» **Work required**
Give the listing again exactly, omitting its images.

(Extracted data entries)
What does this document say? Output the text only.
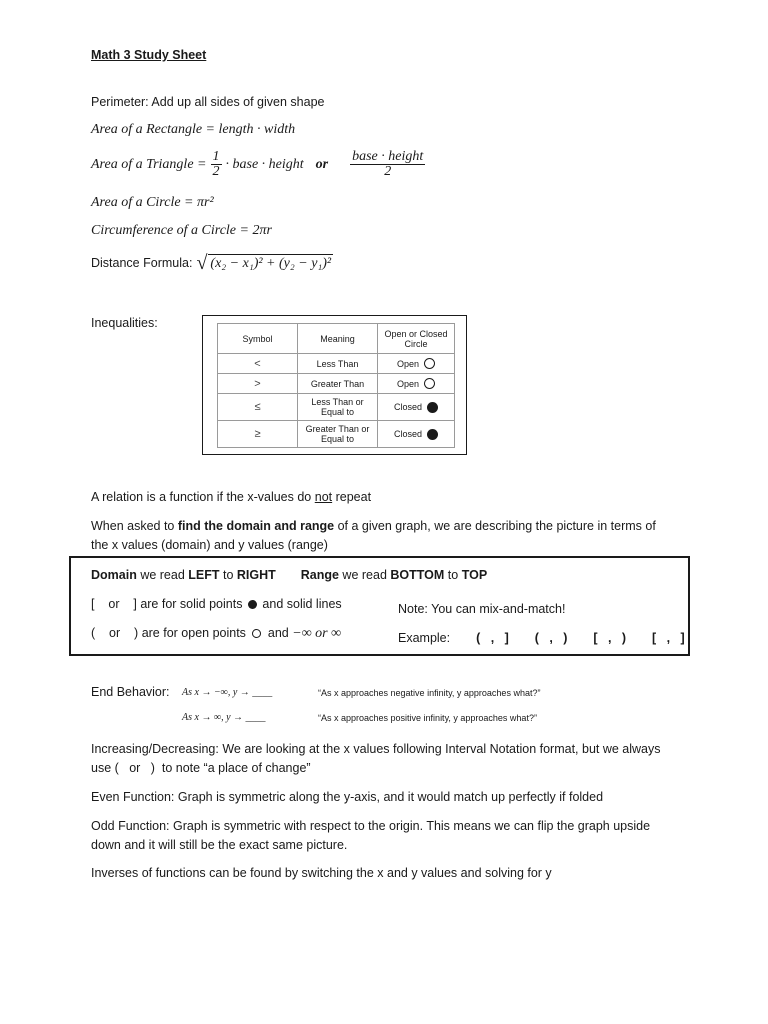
Math 3 Study Sheet
Perimeter: Add up all sides of given shape
Area of a Rectangle = length · width
Area of a Triangle = $\frac{1}{2}$ · base · height or $\frac{\text{base · height}}{2}$
Area of a Circle = πr²
Circumference of a Circle = 2πr
Distance Formula: √ (x₂ − x₁)² + (y₂ − y₁)²
Inequalities:
Symbol	Meaning	Open or Closed Circle
<	Less Than	Open

>	Greater Than	Open

≤	Less Than or Equal to	Closed

≥	Greater Than or Equal to	Closed
A relation is a function if the x-values do not repeat
When asked to find the domain and range of a given graph, we are describing the picture in terms of
the x values (domain) and y values (range)
Domain we read LEFT to RIGHT Range we read BOTTOM to TOP
[    or    ] are for solid points and solid lines
(    or    ) are for open points and −∞ or ∞
Note: You can mix-and-match!
Example: (   ,   ] (   ,   ) [   ,   ) [   ,   ]
End Behavior: As x → −∞, y → ____	“As x approaches negative infinity, y approaches what?”
As x → ∞, y → ____	“As x approaches positive infinity, y approaches what?”
Increasing/Decreasing: We are looking at the x values following Interval Notation format, but we always
use (   or   )  to note “a place of change”
Even Function: Graph is symmetric along the y-axis, and it would match up perfectly if folded
Odd Function: Graph is symmetric with respect to the origin. This means we can flip the graph upside
down and it will still be the exact same picture.
Inverses of functions can be found by switching the x and y values and solving for y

» **Final result**
What does this document say? Output the text only.
Math 3 Study Sheet
Perimeter: Add up all sides of given shape
Area of a Rectangle = length · width
Area of a Triangle = $\frac{1}{2}$ · base · height or $\frac{\text{base · height}}{2}$
Area of a Circle = πr²
Circumference of a Circle = 2πr
Distance Formula: √ (x₂ − x₁)² + (y₂ − y₁)²
Inequalities:
Symbol	Meaning	Open or Closed Circle
<	Less Than	Open

>	Greater Than	Open

≤	Less Than or Equal to	Closed

≥	Greater Than or Equal to	Closed
A relation is a function if the x-values do not repeat
When asked to find the domain and range of a given graph, we are describing the picture in terms of
the x values (domain) and y values (range)
Domain we read LEFT to RIGHT Range we read BOTTOM to TOP
[    or    ] are for solid points and solid lines
(    or    ) are for open points and −∞ or ∞
Note: You can mix-and-match!
Example: (   ,   ] (   ,   ) [   ,   ) [   ,   ]
End Behavior: As x → −∞, y → ____	“As x approaches negative infinity, y approaches what?”
As x → ∞, y → ____	“As x approaches positive infinity, y approaches what?”
Increasing/Decreasing: We are looking at the x values following Interval Notation format, but we always
use (   or   )  to note “a place of change”
Even Function: Graph is symmetric along the y-axis, and it would match up perfectly if folded
Odd Function: Graph is symmetric with respect to the origin. This means we can flip the graph upside
down and it will still be the exact same picture.
Inverses of functions can be found by switching the x and y values and solving for y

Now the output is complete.